■ Record excerpts ■

★ ★ ★

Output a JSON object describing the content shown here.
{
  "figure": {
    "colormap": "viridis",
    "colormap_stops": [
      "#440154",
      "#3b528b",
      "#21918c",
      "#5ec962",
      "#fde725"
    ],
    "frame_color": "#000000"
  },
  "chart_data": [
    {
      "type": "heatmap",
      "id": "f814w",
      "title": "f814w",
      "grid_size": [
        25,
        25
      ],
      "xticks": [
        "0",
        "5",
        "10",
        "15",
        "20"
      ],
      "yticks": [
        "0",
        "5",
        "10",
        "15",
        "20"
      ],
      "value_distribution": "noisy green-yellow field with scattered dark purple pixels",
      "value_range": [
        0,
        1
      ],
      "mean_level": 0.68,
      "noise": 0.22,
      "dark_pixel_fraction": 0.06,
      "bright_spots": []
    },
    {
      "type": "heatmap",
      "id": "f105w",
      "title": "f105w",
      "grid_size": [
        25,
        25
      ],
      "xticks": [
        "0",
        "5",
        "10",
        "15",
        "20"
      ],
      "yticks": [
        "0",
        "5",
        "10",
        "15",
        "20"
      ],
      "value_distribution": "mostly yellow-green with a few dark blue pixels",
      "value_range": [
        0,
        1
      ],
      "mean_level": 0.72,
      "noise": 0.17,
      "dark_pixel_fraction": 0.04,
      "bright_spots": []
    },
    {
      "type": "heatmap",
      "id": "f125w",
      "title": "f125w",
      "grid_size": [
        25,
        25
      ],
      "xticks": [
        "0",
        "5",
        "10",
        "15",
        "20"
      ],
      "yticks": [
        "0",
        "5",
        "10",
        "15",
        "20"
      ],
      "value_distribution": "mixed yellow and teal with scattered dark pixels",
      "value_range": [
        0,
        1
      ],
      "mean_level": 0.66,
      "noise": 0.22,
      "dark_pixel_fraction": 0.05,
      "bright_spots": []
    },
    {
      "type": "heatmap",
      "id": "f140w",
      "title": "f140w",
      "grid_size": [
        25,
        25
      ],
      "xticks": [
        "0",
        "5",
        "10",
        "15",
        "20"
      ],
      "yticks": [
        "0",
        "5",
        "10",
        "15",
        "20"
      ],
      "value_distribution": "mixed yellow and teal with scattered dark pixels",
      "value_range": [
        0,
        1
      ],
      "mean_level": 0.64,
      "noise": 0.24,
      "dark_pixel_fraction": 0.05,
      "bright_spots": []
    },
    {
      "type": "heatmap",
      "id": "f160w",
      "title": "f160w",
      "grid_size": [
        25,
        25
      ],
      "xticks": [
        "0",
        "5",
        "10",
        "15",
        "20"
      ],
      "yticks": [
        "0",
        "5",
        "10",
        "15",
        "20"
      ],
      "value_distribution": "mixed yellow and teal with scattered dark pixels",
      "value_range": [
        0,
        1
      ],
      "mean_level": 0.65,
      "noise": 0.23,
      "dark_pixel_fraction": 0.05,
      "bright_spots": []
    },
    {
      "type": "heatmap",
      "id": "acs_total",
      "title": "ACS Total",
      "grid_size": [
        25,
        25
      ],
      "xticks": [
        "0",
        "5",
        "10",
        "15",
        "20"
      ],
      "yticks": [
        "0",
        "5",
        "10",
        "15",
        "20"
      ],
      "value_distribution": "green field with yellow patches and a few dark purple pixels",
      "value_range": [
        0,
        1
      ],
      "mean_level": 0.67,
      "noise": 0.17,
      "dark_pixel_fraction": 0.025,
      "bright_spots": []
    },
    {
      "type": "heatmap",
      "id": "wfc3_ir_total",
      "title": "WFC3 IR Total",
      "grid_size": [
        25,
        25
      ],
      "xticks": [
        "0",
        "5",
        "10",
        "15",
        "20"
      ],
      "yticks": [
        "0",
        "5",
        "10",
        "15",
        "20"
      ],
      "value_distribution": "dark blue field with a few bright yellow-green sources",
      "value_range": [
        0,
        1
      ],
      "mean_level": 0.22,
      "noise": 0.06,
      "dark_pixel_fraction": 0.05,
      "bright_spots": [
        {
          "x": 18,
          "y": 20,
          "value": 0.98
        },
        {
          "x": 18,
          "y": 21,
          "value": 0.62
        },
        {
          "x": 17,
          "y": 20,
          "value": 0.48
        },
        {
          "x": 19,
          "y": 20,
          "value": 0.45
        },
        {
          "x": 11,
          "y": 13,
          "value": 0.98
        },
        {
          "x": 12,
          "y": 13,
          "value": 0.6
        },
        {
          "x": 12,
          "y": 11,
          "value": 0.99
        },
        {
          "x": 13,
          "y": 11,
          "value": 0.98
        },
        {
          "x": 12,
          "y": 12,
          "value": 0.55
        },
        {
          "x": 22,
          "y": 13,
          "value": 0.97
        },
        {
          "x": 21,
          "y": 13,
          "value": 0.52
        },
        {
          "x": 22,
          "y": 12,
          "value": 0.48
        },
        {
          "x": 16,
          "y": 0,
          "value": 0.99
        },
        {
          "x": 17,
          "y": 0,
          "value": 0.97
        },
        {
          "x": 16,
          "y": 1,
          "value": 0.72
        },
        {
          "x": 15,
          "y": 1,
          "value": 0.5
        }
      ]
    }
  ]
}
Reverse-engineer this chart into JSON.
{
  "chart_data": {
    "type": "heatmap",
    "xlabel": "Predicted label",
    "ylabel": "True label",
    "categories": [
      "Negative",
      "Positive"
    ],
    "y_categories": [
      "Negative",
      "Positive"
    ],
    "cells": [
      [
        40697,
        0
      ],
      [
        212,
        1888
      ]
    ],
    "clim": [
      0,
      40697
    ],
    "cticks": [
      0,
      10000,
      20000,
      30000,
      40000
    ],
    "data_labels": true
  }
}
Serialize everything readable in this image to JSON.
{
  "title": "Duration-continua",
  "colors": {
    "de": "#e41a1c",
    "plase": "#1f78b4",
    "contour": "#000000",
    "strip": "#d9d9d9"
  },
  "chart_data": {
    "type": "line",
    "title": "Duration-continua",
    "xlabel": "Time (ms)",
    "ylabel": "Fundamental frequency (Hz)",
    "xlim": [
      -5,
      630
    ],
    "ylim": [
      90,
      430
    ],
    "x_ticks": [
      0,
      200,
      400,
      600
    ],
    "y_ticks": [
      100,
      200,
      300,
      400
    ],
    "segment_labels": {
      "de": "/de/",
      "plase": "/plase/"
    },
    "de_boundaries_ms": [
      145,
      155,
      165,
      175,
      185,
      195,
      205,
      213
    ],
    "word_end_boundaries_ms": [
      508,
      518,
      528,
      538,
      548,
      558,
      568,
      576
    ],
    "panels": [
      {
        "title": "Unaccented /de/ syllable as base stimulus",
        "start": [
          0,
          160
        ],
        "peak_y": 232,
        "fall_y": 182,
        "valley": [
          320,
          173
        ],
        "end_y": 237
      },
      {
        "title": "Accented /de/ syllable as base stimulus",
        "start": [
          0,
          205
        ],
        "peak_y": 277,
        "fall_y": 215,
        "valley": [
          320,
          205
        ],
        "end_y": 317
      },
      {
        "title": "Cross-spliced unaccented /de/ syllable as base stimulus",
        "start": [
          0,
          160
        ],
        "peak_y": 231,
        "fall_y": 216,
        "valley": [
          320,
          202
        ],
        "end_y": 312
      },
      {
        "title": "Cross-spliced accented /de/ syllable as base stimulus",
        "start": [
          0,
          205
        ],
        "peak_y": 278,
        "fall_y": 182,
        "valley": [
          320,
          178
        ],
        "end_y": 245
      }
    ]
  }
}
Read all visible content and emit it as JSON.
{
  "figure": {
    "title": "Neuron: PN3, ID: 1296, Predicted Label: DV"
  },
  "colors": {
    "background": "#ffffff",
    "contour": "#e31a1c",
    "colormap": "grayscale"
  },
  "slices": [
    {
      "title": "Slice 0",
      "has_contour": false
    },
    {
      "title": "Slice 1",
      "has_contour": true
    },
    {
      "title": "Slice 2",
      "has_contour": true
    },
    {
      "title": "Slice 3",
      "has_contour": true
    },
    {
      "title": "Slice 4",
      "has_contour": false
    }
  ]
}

★ ★ ★

■ Problem to solve ■
Above are the entries; count how many of their lines contain the word "syllable" and give only that number.

■ Response to this task ■
4